## [Prompt]
The lines to extract begin at the line that contains "What does this" and run through the last line of the listing; reproduce them exactly, minus any pictures.

## [Input]
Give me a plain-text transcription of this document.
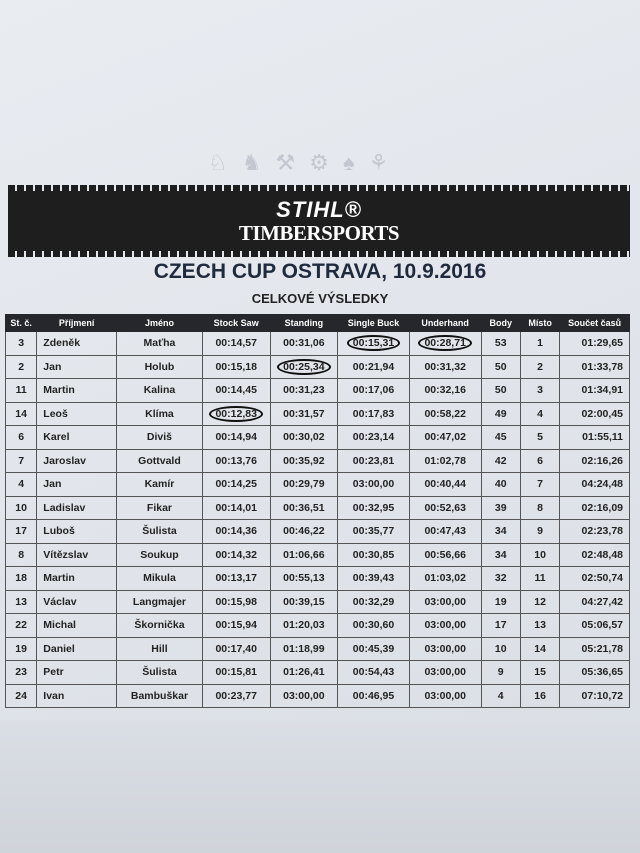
♘ ♞ ⚒ ⚙ ♠ ⚘
STIHL®
TIMBERSPORTS
CZECH CUP OSTRAVA, 10.9.2016
CELKOVÉ VÝSLEDKY
St. č.	Příjmení	Jméno	Stock Saw	Standing	Single Buck	Underhand	Body	Místo	Součet časů
3	Zdeněk	Maťha	00:14,57	00:31,06	00:15,31	00:28,71	53	1	01:29,65
2	Jan	Holub	00:15,18	00:25,34	00:21,94	00:31,32	50	2	01:33,78
11	Martin	Kalina	00:14,45	00:31,23	00:17,06	00:32,16	50	3	01:34,91
14	Leoš	Klíma	00:12,83	00:31,57	00:17,83	00:58,22	49	4	02:00,45
6	Karel	Diviš	00:14,94	00:30,02	00:23,14	00:47,02	45	5	01:55,11
7	Jaroslav	Gottvald	00:13,76	00:35,92	00:23,81	01:02,78	42	6	02:16,26
4	Jan	Kamír	00:14,25	00:29,79	03:00,00	00:40,44	40	7	04:24,48
10	Ladislav	Fikar	00:14,01	00:36,51	00:32,95	00:52,63	39	8	02:16,09
17	Luboš	Šulista	00:14,36	00:46,22	00:35,77	00:47,43	34	9	02:23,78
8	Vítězslav	Soukup	00:14,32	01:06,66	00:30,85	00:56,66	34	10	02:48,48
18	Martin	Mikula	00:13,17	00:55,13	00:39,43	01:03,02	32	11	02:50,74
13	Václav	Langmajer	00:15,98	00:39,15	00:32,29	03:00,00	19	12	04:27,42
22	Michal	Škornička	00:15,94	01:20,03	00:30,60	03:00,00	17	13	05:06,57
19	Daniel	Hill	00:17,40	01:18,99	00:45,39	03:00,00	10	14	05:21,78
23	Petr	Šulista	00:15,81	01:26,41	00:54,43	03:00,00	9	15	05:36,65
24	Ivan	Bambuškar	00:23,77	03:00,00	00:46,95	03:00,00	4	16	07:10,72
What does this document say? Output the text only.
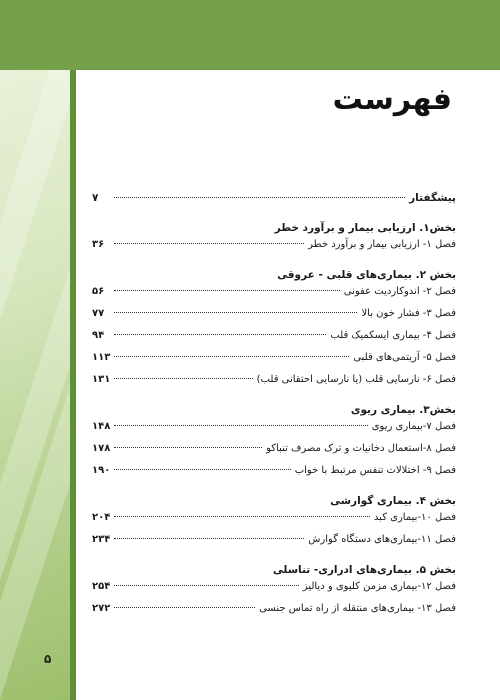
فهرست
پیشگفتار
۷
بخش۱. ارزیابی بیمار و برآورد خطر
فصل ۱- ارزیابی بیمار و برآورد خطر
۳۶
بخش ۲. بیماری‌های قلبی - عروقی
فصل ۲- اندوکاردیت عفونی
۵۶
فصل ۳- فشار خون بالا
۷۷
فصل ۴- بیماری ایسکمیک قلب
۹۴
فصل ۵- آریتمی‌های قلبی
۱۱۳
فصل ۶- نارسایی قلب (یا نارسایی احتقانی قلب)
۱۳۱
بخش۳. بیماری ریوی
فصل ۷-بیماری ریوی
۱۴۸
فصل ۸-استعمال دخانیات و ترک مصرف تنباکو
۱۷۸
فصل ۹- اختلالات تنفس مرتبط با خواب
۱۹۰
بخش ۴. بیماری گوارشی
فصل ۱۰-بیماری کبد
۲۰۴
فصل ۱۱-بیماری‌های دستگاه گوارش
۲۳۴
بخش ۵. بیماری‌های ادراری- تناسلی
فصل ۱۲-بیماری مزمن کلیوی و دیالیز
۲۵۴
فصل ۱۳- بیماری‌های منتقله از راه تماس جنسی
۲۷۲
۵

## [Result below]
What does this document say? Output the text only.
فهرست
پیشگفتار
۷
بخش۱. ارزیابی بیمار و برآورد خطر
فصل ۱- ارزیابی بیمار و برآورد خطر
۳۶
بخش ۲. بیماری‌های قلبی - عروقی
فصل ۲- اندوکاردیت عفونی
۵۶
فصل ۳- فشار خون بالا
۷۷
فصل ۴- بیماری ایسکمیک قلب
۹۴
فصل ۵- آریتمی‌های قلبی
۱۱۳
فصل ۶- نارسایی قلب (یا نارسایی احتقانی قلب)
۱۳۱
بخش۳. بیماری ریوی
فصل ۷-بیماری ریوی
۱۴۸
فصل ۸-استعمال دخانیات و ترک مصرف تنباکو
۱۷۸
فصل ۹- اختلالات تنفس مرتبط با خواب
۱۹۰
بخش ۴. بیماری گوارشی
فصل ۱۰-بیماری کبد
۲۰۴
فصل ۱۱-بیماری‌های دستگاه گوارش
۲۳۴
بخش ۵. بیماری‌های ادراری- تناسلی
فصل ۱۲-بیماری مزمن کلیوی و دیالیز
۲۵۴
فصل ۱۳- بیماری‌های منتقله از راه تماس جنسی
۲۷۲
۵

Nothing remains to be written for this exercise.